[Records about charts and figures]

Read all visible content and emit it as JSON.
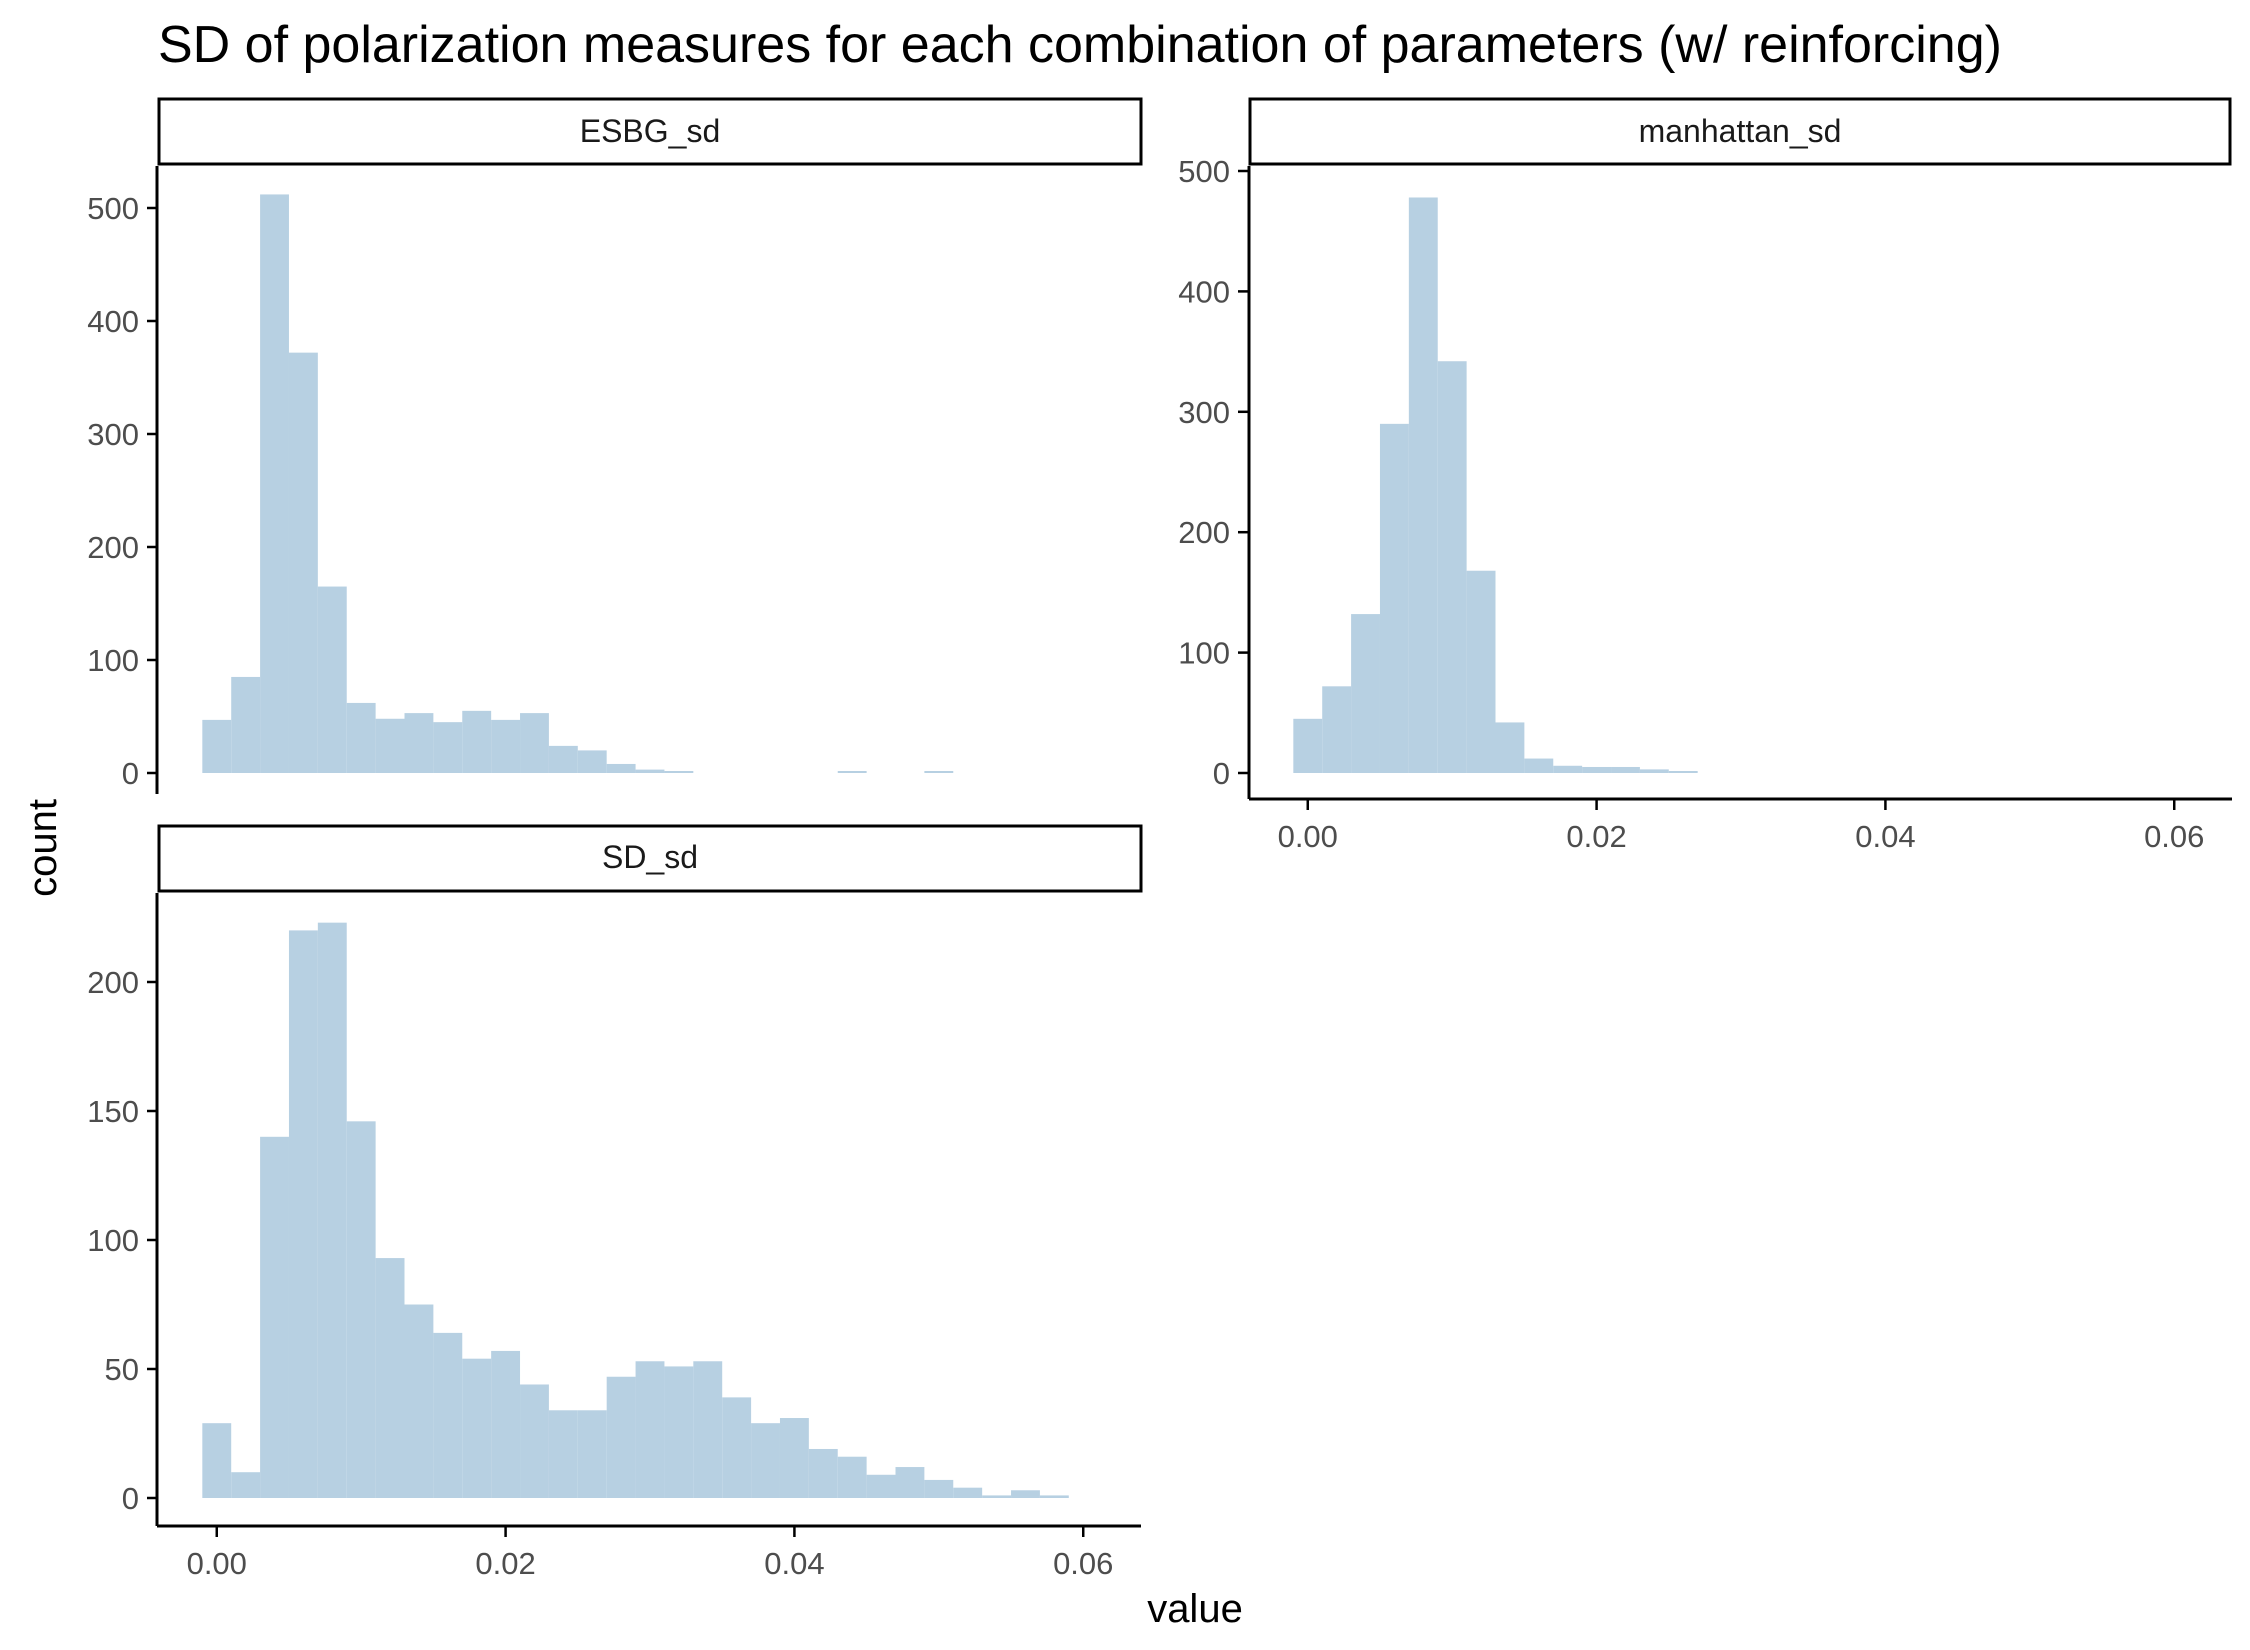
{
  "chart_data": {
    "type": "bar",
    "title": "SD of polarization measures for each combination of parameters (w/ reinforcing)",
    "xlabel": "value",
    "ylabel": "count",
    "bar_color": "#b3cde0",
    "axis_color": "#000000",
    "tick_label_color": "#4d4d4d",
    "grid": false,
    "xlim": [
      -0.004,
      0.064
    ],
    "x_ticks": [
      0.0,
      0.02,
      0.04,
      0.06
    ],
    "x_tick_labels": [
      "0.00",
      "0.02",
      "0.04",
      "0.06"
    ],
    "bin_width": 0.002,
    "bin_centers": [
      0.0,
      0.002,
      0.004,
      0.006,
      0.008,
      0.01,
      0.012,
      0.014,
      0.016,
      0.018,
      0.02,
      0.022,
      0.024,
      0.026,
      0.028,
      0.03,
      0.032,
      0.034,
      0.036,
      0.038,
      0.04,
      0.042,
      0.044,
      0.046,
      0.048,
      0.05,
      0.052,
      0.054,
      0.056,
      0.058,
      0.06
    ],
    "panels": [
      {
        "name": "ESBG_sd",
        "ylim": [
          0,
          535
        ],
        "y_ticks": [
          0,
          100,
          200,
          300,
          400,
          500
        ],
        "y_tick_labels": [
          "0",
          "100",
          "200",
          "300",
          "400",
          "500"
        ],
        "values": [
          47,
          85,
          512,
          372,
          165,
          62,
          48,
          53,
          45,
          55,
          47,
          53,
          24,
          20,
          8,
          3,
          1,
          0,
          0,
          0,
          0,
          0,
          1,
          0,
          0,
          1,
          0,
          0,
          0,
          0,
          0
        ]
      },
      {
        "name": "manhattan_sd",
        "ylim": [
          0,
          500
        ],
        "y_ticks": [
          0,
          100,
          200,
          300,
          400,
          500
        ],
        "y_tick_labels": [
          "0",
          "100",
          "200",
          "300",
          "400",
          "500"
        ],
        "values": [
          45,
          72,
          132,
          290,
          478,
          342,
          168,
          42,
          12,
          6,
          5,
          5,
          3,
          1,
          0,
          0,
          0,
          0,
          0,
          0,
          0,
          0,
          0,
          0,
          0,
          0,
          0,
          0,
          0,
          0,
          0
        ]
      },
      {
        "name": "SD_sd",
        "ylim": [
          0,
          232
        ],
        "y_ticks": [
          0,
          50,
          100,
          150,
          200
        ],
        "y_tick_labels": [
          "0",
          "50",
          "100",
          "150",
          "200"
        ],
        "values": [
          29,
          10,
          140,
          220,
          223,
          146,
          93,
          75,
          64,
          54,
          57,
          44,
          34,
          34,
          47,
          53,
          51,
          53,
          39,
          29,
          31,
          19,
          16,
          9,
          12,
          7,
          4,
          1,
          3,
          1,
          0
        ]
      }
    ]
  }
}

[Your task]
Copy every entry word for word, but omit the pictures.

[Full answer]
Read all visible content and emit it as JSON.
{
  "chart_data": {
    "type": "bar",
    "title": "SD of polarization measures for each combination of parameters (w/ reinforcing)",
    "xlabel": "value",
    "ylabel": "count",
    "bar_color": "#b3cde0",
    "axis_color": "#000000",
    "tick_label_color": "#4d4d4d",
    "grid": false,
    "xlim": [
      -0.004,
      0.064
    ],
    "x_ticks": [
      0.0,
      0.02,
      0.04,
      0.06
    ],
    "x_tick_labels": [
      "0.00",
      "0.02",
      "0.04",
      "0.06"
    ],
    "bin_width": 0.002,
    "bin_centers": [
      0.0,
      0.002,
      0.004,
      0.006,
      0.008,
      0.01,
      0.012,
      0.014,
      0.016,
      0.018,
      0.02,
      0.022,
      0.024,
      0.026,
      0.028,
      0.03,
      0.032,
      0.034,
      0.036,
      0.038,
      0.04,
      0.042,
      0.044,
      0.046,
      0.048,
      0.05,
      0.052,
      0.054,
      0.056,
      0.058,
      0.06
    ],
    "panels": [
      {
        "name": "ESBG_sd",
        "ylim": [
          0,
          535
        ],
        "y_ticks": [
          0,
          100,
          200,
          300,
          400,
          500
        ],
        "y_tick_labels": [
          "0",
          "100",
          "200",
          "300",
          "400",
          "500"
        ],
        "values": [
          47,
          85,
          512,
          372,
          165,
          62,
          48,
          53,
          45,
          55,
          47,
          53,
          24,
          20,
          8,
          3,
          1,
          0,
          0,
          0,
          0,
          0,
          1,
          0,
          0,
          1,
          0,
          0,
          0,
          0,
          0
        ]
      },
      {
        "name": "manhattan_sd",
        "ylim": [
          0,
          500
        ],
        "y_ticks": [
          0,
          100,
          200,
          300,
          400,
          500
        ],
        "y_tick_labels": [
          "0",
          "100",
          "200",
          "300",
          "400",
          "500"
        ],
        "values": [
          45,
          72,
          132,
          290,
          478,
          342,
          168,
          42,
          12,
          6,
          5,
          5,
          3,
          1,
          0,
          0,
          0,
          0,
          0,
          0,
          0,
          0,
          0,
          0,
          0,
          0,
          0,
          0,
          0,
          0,
          0
        ]
      },
      {
        "name": "SD_sd",
        "ylim": [
          0,
          232
        ],
        "y_ticks": [
          0,
          50,
          100,
          150,
          200
        ],
        "y_tick_labels": [
          "0",
          "50",
          "100",
          "150",
          "200"
        ],
        "values": [
          29,
          10,
          140,
          220,
          223,
          146,
          93,
          75,
          64,
          54,
          57,
          44,
          34,
          34,
          47,
          53,
          51,
          53,
          39,
          29,
          31,
          19,
          16,
          9,
          12,
          7,
          4,
          1,
          3,
          1,
          0
        ]
      }
    ]
  }
}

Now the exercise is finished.